# What you will do
Write out the entries below once more, exactly, with the pictures left out.

# Records supplied
——

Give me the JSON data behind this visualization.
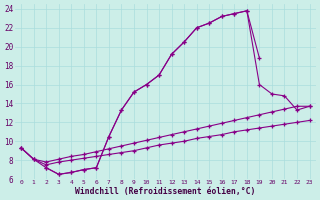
{
  "xlabel": "Windchill (Refroidissement éolien,°C)",
  "background_color": "#cceee8",
  "grid_color": "#aadddd",
  "line_color": "#880088",
  "xlim": [
    -0.5,
    23.5
  ],
  "ylim": [
    6,
    24.5
  ],
  "yticks": [
    6,
    8,
    10,
    12,
    14,
    16,
    18,
    20,
    22,
    24
  ],
  "xticks": [
    0,
    1,
    2,
    3,
    4,
    5,
    6,
    7,
    8,
    9,
    10,
    11,
    12,
    13,
    14,
    15,
    16,
    17,
    18,
    19,
    20,
    21,
    22,
    23
  ],
  "line1_x": [
    0,
    1,
    2,
    3,
    4,
    5,
    6,
    7,
    8,
    9,
    10,
    11,
    12,
    13,
    14,
    15,
    16,
    17,
    18,
    19
  ],
  "line1_y": [
    9.3,
    8.1,
    7.2,
    6.5,
    6.7,
    7.0,
    7.2,
    10.5,
    13.3,
    15.2,
    16.0,
    17.0,
    19.2,
    20.5,
    22.0,
    22.5,
    23.2,
    23.5,
    23.8,
    18.8
  ],
  "line2_x": [
    2,
    3,
    4,
    5,
    6,
    7,
    8,
    9,
    10,
    11,
    12,
    13,
    14,
    15,
    16,
    17,
    18,
    19,
    20,
    21,
    22,
    23
  ],
  "line2_y": [
    7.2,
    6.5,
    6.7,
    7.0,
    7.2,
    10.5,
    13.3,
    15.2,
    16.0,
    17.0,
    19.2,
    20.5,
    22.0,
    22.5,
    23.2,
    23.5,
    23.8,
    16.0,
    15.0,
    14.8,
    13.3,
    13.7
  ],
  "line3_x": [
    0,
    1,
    2,
    3,
    4,
    5,
    6,
    7,
    8,
    9,
    10,
    11,
    12,
    13,
    14,
    15,
    16,
    17,
    18,
    19,
    20,
    21,
    22,
    23
  ],
  "line3_y": [
    9.3,
    8.1,
    7.8,
    8.1,
    8.4,
    8.6,
    8.9,
    9.2,
    9.5,
    9.8,
    10.1,
    10.4,
    10.7,
    11.0,
    11.3,
    11.6,
    11.9,
    12.2,
    12.5,
    12.8,
    13.1,
    13.4,
    13.7,
    13.7
  ],
  "line4_x": [
    0,
    1,
    2,
    3,
    4,
    5,
    6,
    7,
    8,
    9,
    10,
    11,
    12,
    13,
    14,
    15,
    16,
    17,
    18,
    19,
    20,
    21,
    22,
    23
  ],
  "line4_y": [
    9.3,
    8.1,
    7.5,
    7.8,
    8.0,
    8.2,
    8.4,
    8.6,
    8.8,
    9.0,
    9.3,
    9.6,
    9.8,
    10.0,
    10.3,
    10.5,
    10.7,
    11.0,
    11.2,
    11.4,
    11.6,
    11.8,
    12.0,
    12.2
  ]
}
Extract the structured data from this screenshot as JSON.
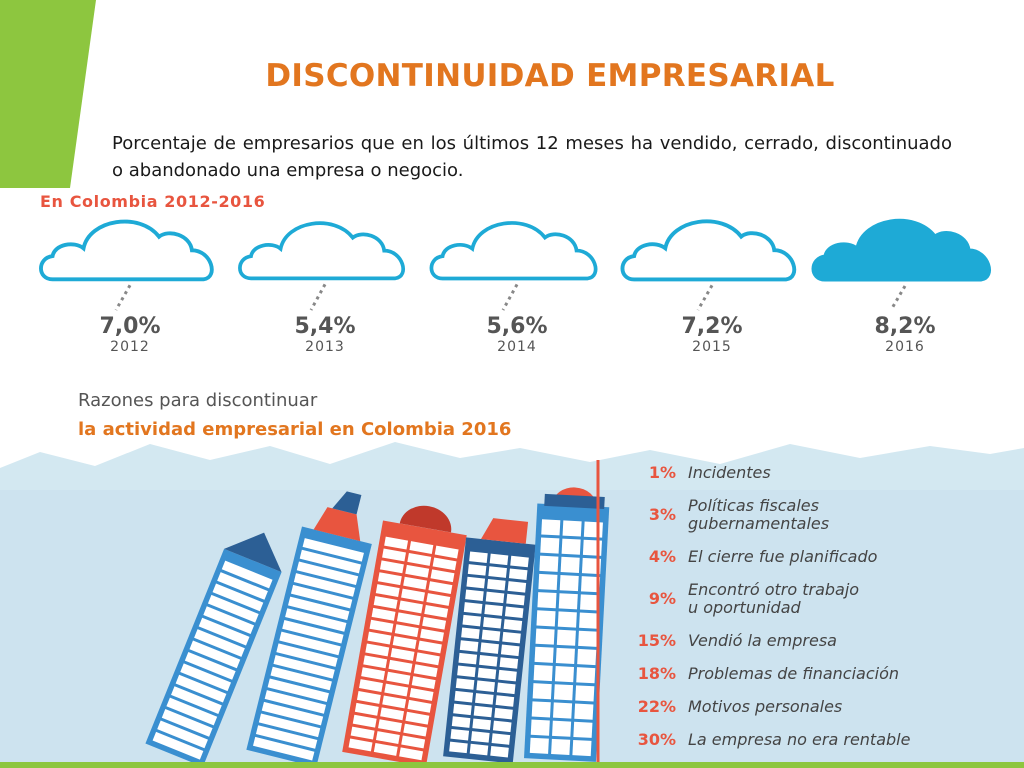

——

# Finished exercise
Give me the JSON data behind this visualization.
{
  "xlabel": "Windchill (Refroidissement éolien,°C)",
  "background_color": "#cceee8",
  "grid_color": "#aadddd",
  "line_color": "#880088",
  "xlim": [
    -0.5,
    23.5
  ],
  "ylim": [
    6,
    24.5
  ],
  "yticks": [
    6,
    8,
    10,
    12,
    14,
    16,
    18,
    20,
    22,
    24
  ],
  "xticks": [
    0,
    1,
    2,
    3,
    4,
    5,
    6,
    7,
    8,
    9,
    10,
    11,
    12,
    13,
    14,
    15,
    16,
    17,
    18,
    19,
    20,
    21,
    22,
    23
  ],
  "line1_x": [
    0,
    1,
    2,
    3,
    4,
    5,
    6,
    7,
    8,
    9,
    10,
    11,
    12,
    13,
    14,
    15,
    16,
    17,
    18,
    19
  ],
  "line1_y": [
    9.3,
    8.1,
    7.2,
    6.5,
    6.7,
    7.0,
    7.2,
    10.5,
    13.3,
    15.2,
    16.0,
    17.0,
    19.2,
    20.5,
    22.0,
    22.5,
    23.2,
    23.5,
    23.8,
    18.8
  ],
  "line2_x": [
    2,
    3,
    4,
    5,
    6,
    7,
    8,
    9,
    10,
    11,
    12,
    13,
    14,
    15,
    16,
    17,
    18,
    19,
    20,
    21,
    22,
    23
  ],
  "line2_y": [
    7.2,
    6.5,
    6.7,
    7.0,
    7.2,
    10.5,
    13.3,
    15.2,
    16.0,
    17.0,
    19.2,
    20.5,
    22.0,
    22.5,
    23.2,
    23.5,
    23.8,
    16.0,
    15.0,
    14.8,
    13.3,
    13.7
  ],
  "line3_x": [
    0,
    1,
    2,
    3,
    4,
    5,
    6,
    7,
    8,
    9,
    10,
    11,
    12,
    13,
    14,
    15,
    16,
    17,
    18,
    19,
    20,
    21,
    22,
    23
  ],
  "line3_y": [
    9.3,
    8.1,
    7.8,
    8.1,
    8.4,
    8.6,
    8.9,
    9.2,
    9.5,
    9.8,
    10.1,
    10.4,
    10.7,
    11.0,
    11.3,
    11.6,
    11.9,
    12.2,
    12.5,
    12.8,
    13.1,
    13.4,
    13.7,
    13.7
  ],
  "line4_x": [
    0,
    1,
    2,
    3,
    4,
    5,
    6,
    7,
    8,
    9,
    10,
    11,
    12,
    13,
    14,
    15,
    16,
    17,
    18,
    19,
    20,
    21,
    22,
    23
  ],
  "line4_y": [
    9.3,
    8.1,
    7.5,
    7.8,
    8.0,
    8.2,
    8.4,
    8.6,
    8.8,
    9.0,
    9.3,
    9.6,
    9.8,
    10.0,
    10.3,
    10.5,
    10.7,
    11.0,
    11.2,
    11.4,
    11.6,
    11.8,
    12.0,
    12.2
  ]
}
Extract the structured data from this screenshot as JSON.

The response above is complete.